== RECORD LIST ==
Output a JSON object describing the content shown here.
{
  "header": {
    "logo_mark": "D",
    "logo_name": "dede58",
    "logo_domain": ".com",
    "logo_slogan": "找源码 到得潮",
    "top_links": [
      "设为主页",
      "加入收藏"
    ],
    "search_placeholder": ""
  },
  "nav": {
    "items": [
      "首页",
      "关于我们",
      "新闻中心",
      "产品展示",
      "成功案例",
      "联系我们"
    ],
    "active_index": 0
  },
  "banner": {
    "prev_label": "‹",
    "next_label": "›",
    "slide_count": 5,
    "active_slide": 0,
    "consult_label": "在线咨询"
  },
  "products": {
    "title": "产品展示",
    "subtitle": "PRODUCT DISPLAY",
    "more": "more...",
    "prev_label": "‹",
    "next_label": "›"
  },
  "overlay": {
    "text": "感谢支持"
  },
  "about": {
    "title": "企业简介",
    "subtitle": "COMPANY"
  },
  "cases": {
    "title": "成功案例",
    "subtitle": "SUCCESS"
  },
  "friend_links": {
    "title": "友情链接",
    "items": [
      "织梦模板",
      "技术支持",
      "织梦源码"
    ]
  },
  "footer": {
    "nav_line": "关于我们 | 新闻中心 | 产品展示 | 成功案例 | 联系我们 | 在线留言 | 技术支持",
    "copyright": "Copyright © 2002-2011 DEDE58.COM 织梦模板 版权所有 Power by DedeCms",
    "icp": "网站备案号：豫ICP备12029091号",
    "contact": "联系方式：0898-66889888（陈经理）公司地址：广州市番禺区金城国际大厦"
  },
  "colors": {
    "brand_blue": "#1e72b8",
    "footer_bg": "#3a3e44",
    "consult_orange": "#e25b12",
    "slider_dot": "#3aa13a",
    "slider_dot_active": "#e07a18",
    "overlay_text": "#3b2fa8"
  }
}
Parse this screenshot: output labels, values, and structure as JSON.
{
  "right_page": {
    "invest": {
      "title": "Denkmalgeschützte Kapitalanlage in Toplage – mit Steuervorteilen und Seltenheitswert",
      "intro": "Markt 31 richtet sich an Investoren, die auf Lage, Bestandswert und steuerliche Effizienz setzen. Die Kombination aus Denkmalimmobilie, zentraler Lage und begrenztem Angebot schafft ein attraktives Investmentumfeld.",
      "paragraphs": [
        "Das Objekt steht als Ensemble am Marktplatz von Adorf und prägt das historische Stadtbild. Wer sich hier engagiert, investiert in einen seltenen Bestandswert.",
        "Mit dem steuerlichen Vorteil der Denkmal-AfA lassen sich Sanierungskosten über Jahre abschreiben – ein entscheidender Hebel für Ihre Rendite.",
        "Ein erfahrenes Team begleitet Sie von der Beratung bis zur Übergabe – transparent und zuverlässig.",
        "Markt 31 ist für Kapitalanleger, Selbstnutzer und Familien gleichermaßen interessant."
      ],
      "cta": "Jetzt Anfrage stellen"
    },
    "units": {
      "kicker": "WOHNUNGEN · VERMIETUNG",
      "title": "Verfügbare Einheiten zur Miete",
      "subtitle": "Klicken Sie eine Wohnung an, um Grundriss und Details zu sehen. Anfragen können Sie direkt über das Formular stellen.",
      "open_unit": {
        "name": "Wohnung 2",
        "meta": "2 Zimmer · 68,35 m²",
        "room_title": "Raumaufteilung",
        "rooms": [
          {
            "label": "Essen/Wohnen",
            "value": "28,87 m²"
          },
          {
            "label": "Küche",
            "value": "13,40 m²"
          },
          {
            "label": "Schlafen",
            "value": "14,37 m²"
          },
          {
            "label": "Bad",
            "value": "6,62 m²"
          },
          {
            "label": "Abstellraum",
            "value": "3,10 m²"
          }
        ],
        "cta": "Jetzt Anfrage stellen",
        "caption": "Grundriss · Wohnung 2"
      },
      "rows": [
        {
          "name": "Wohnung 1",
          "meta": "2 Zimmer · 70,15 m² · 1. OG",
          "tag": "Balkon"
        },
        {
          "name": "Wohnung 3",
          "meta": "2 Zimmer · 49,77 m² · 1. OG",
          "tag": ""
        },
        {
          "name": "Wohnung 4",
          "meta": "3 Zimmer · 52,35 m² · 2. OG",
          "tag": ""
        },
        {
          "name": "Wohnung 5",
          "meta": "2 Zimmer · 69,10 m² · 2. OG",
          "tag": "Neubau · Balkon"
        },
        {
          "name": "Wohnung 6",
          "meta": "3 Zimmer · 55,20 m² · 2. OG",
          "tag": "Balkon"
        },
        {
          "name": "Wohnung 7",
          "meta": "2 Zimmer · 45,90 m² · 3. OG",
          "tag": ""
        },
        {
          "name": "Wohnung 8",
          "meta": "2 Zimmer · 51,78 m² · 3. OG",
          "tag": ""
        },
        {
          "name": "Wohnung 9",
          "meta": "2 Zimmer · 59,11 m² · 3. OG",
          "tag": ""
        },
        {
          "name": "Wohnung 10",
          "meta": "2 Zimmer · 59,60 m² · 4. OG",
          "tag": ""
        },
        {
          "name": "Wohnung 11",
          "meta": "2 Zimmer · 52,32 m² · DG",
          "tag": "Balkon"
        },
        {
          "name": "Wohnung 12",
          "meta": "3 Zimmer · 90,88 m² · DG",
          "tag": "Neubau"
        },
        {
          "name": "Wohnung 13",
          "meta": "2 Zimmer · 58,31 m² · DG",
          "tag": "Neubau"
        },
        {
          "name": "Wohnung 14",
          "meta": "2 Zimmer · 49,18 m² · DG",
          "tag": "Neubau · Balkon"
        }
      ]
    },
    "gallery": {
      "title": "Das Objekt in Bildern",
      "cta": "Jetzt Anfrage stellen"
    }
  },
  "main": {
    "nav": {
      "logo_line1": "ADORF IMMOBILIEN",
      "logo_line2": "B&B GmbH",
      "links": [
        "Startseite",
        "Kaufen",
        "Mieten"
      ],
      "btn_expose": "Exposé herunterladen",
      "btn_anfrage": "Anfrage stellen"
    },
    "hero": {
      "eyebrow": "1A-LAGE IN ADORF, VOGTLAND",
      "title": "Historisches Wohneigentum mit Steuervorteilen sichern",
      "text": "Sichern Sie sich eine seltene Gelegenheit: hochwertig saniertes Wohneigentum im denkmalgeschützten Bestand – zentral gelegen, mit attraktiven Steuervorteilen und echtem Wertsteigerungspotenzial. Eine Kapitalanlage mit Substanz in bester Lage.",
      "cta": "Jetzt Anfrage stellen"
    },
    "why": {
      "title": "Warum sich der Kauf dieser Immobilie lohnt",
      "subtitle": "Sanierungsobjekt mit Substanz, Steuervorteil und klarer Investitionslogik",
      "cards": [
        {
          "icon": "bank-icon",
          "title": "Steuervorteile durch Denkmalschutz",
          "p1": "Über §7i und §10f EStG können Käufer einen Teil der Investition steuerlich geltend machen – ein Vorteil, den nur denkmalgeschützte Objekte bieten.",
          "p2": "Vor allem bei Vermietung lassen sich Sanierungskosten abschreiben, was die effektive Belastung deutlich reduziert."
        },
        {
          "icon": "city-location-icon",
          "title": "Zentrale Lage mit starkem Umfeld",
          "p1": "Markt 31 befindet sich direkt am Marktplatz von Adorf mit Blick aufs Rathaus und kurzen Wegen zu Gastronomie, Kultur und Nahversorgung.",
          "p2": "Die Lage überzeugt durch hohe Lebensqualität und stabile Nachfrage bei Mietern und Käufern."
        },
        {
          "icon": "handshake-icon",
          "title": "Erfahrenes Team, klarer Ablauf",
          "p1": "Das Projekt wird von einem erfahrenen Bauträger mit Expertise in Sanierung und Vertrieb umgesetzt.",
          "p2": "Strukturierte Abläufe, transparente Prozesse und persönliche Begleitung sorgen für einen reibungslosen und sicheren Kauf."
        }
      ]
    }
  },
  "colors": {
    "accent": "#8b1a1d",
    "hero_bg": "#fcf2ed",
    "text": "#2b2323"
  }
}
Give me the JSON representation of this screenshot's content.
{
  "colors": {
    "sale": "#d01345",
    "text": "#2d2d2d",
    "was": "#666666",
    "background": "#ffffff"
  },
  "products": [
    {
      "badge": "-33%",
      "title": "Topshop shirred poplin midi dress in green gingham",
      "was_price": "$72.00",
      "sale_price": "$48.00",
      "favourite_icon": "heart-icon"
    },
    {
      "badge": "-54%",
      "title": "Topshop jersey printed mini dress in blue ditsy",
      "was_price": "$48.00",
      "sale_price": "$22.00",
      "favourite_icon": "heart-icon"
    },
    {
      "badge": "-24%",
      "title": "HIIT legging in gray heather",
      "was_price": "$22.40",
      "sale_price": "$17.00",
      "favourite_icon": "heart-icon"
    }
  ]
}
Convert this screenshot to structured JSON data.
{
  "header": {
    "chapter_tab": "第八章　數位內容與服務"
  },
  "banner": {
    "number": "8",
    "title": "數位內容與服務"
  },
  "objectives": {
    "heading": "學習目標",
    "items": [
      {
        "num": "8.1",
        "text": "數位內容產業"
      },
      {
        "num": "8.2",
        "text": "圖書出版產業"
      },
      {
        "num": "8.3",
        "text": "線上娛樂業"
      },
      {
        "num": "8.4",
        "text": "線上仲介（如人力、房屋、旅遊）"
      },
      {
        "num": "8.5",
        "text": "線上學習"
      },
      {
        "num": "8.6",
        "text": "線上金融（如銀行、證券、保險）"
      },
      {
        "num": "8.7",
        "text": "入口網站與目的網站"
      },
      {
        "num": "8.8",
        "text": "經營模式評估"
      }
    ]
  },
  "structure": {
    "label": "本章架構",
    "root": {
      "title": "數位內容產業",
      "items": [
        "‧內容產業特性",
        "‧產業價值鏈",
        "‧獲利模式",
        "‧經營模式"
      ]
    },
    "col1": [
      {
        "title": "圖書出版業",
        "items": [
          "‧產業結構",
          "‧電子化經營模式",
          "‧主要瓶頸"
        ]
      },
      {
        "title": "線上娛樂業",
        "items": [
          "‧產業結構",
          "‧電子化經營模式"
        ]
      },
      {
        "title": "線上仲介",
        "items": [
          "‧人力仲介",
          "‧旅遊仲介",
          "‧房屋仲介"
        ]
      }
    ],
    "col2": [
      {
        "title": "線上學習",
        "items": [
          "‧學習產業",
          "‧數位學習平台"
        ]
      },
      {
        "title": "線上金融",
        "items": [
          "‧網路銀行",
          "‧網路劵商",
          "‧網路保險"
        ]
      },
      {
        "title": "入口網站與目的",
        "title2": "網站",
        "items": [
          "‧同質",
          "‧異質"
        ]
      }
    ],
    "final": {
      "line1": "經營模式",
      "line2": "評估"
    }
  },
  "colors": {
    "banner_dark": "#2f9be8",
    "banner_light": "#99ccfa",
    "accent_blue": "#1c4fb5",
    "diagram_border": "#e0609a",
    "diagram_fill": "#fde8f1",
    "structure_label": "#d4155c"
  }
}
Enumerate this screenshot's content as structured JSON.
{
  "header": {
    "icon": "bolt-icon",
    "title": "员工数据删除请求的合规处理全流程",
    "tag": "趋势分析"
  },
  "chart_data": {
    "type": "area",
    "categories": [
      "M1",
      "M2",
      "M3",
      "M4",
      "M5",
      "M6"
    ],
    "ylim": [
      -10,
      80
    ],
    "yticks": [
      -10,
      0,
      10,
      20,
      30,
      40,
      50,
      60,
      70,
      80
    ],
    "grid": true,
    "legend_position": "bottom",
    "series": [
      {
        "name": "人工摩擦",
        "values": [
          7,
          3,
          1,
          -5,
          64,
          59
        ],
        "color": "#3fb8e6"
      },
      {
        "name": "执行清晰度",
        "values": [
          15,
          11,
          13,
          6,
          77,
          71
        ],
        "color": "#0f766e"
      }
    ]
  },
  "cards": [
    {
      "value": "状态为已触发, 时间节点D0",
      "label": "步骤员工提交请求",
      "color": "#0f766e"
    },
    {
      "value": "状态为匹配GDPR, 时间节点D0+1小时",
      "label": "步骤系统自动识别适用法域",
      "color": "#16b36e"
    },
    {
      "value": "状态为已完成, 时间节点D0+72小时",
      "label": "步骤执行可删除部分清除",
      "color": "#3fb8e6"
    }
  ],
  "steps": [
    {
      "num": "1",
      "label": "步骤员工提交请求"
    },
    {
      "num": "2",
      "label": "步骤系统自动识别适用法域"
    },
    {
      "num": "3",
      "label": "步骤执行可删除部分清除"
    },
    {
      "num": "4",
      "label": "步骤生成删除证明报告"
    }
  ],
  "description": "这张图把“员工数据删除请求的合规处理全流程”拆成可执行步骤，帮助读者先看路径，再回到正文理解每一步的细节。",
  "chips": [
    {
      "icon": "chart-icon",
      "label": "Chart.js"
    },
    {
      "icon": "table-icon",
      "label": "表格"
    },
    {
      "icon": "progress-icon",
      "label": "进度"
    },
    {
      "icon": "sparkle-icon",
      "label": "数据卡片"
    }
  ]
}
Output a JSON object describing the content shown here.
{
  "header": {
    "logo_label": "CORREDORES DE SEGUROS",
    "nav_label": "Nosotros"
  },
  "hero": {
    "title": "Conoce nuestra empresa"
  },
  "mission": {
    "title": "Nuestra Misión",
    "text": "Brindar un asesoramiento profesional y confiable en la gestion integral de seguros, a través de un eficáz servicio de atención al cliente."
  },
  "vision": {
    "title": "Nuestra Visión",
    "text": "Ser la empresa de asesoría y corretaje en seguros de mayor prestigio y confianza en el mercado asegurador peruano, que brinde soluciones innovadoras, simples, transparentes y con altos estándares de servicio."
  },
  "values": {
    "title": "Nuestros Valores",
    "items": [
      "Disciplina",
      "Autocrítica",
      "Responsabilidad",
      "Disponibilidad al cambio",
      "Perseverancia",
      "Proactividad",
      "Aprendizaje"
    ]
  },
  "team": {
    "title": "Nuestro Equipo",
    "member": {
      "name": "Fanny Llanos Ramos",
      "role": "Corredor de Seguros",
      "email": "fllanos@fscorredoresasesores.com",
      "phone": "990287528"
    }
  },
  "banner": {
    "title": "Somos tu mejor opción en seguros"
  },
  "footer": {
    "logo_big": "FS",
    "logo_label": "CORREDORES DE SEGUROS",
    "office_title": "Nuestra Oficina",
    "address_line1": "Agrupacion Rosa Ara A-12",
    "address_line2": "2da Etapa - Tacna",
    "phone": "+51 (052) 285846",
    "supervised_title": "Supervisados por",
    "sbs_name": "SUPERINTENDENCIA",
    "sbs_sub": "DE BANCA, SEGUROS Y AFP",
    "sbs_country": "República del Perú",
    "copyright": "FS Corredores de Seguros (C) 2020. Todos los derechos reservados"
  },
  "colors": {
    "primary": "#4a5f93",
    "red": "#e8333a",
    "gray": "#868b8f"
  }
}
===
▶ _WORK INSTRUCTIONS_
Collect every line above that contains the word "klarer".

▶ _RESULT BELOW_
      "subtitle": "Sanierungsobjekt mit Substanz, Steuervorteil und klarer Investitionslogik",
          "title": "Erfahrenes Team, klarer Ablauf",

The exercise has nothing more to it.